| DIRECTIONS FOR THIS TASK |
Select, from the data, each line where "JSON" occurs.

## START DATA SUPPLIED

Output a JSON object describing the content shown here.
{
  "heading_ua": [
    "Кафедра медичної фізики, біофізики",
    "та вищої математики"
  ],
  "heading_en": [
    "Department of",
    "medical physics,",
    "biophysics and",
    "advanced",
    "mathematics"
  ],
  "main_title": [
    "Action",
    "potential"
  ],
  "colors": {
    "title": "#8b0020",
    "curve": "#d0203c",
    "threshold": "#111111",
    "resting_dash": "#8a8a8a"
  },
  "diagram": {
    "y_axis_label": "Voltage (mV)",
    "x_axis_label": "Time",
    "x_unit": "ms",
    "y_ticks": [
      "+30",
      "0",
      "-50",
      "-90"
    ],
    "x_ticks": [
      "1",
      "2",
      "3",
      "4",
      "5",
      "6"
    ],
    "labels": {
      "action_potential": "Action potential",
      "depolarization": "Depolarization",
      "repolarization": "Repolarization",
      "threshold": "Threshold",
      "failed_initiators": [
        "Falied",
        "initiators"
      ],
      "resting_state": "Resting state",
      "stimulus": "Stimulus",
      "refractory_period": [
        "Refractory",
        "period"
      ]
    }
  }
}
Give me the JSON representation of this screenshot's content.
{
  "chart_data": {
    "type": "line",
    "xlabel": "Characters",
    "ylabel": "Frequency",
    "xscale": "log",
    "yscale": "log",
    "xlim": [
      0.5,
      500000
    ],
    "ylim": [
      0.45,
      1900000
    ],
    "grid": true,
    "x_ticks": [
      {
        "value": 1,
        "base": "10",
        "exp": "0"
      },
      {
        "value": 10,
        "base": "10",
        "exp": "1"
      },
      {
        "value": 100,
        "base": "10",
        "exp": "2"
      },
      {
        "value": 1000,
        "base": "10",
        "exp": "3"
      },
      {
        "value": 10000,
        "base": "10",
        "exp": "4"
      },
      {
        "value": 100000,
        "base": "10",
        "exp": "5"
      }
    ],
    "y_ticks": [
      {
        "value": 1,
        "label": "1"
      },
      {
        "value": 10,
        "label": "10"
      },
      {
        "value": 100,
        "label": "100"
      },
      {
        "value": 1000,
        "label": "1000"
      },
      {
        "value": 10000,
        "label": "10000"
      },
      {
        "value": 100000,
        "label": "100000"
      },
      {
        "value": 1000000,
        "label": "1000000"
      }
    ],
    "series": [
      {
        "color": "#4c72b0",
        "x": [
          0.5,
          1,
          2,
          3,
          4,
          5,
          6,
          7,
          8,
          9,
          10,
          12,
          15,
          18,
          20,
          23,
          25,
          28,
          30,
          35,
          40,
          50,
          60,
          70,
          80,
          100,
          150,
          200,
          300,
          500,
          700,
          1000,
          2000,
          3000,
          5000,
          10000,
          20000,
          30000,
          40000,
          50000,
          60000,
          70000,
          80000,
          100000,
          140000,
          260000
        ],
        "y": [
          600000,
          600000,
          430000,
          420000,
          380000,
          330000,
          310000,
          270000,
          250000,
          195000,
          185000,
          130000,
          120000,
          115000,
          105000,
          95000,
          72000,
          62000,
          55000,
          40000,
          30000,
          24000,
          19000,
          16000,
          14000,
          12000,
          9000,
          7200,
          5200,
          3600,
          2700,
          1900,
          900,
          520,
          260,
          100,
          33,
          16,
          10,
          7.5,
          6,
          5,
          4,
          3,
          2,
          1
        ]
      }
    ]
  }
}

## END DATA SUPPLIED

| FINISHED EXERCISE |
Output a JSON object describing the content shown here.
Give me the JSON representation of this screenshot's content.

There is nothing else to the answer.